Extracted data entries
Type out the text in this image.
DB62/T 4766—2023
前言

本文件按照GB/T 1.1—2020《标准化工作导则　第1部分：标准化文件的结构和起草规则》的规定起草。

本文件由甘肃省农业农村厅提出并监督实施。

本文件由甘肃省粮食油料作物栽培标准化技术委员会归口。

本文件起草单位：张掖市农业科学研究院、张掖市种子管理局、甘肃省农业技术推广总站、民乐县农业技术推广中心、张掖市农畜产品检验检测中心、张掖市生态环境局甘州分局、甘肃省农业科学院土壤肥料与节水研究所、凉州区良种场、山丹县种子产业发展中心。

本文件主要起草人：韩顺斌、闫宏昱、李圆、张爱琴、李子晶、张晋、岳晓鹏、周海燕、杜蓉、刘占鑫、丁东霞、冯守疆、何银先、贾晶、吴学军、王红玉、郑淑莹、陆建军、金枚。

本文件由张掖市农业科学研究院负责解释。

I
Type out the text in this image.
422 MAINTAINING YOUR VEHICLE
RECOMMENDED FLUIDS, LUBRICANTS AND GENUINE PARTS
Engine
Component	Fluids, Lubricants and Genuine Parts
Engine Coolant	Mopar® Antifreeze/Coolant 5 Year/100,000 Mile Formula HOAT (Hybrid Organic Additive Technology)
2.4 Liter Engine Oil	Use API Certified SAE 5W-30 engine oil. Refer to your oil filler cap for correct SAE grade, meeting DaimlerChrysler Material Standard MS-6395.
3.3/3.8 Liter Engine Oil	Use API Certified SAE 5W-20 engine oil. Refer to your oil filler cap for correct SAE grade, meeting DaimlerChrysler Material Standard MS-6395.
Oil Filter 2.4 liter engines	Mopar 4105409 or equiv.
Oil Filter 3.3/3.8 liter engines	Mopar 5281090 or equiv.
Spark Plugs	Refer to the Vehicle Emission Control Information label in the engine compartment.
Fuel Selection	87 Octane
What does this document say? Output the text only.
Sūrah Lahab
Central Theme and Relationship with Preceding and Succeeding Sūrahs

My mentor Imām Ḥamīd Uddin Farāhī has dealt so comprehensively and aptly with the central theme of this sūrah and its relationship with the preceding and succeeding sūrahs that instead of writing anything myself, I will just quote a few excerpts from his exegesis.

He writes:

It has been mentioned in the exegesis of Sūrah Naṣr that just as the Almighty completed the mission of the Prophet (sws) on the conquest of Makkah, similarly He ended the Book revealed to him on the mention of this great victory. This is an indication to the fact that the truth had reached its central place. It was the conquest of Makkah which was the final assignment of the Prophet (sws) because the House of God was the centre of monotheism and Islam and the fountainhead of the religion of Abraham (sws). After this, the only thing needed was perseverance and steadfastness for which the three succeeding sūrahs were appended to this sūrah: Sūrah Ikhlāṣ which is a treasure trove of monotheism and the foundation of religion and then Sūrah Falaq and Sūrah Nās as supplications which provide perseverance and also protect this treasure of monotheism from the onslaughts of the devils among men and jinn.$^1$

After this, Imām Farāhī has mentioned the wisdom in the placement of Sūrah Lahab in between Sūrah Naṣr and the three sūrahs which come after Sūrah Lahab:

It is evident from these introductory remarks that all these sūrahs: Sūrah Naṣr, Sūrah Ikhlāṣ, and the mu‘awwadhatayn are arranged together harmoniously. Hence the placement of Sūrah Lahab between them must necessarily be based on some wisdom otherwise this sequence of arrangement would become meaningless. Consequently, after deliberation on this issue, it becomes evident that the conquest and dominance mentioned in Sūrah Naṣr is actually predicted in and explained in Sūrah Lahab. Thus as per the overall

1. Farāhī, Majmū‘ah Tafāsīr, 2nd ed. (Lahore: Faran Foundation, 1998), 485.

[GIVEN INSTRUCTION] Say how many lines have the string "engines" in them, offering no words beyond the number.

[REPLY] 2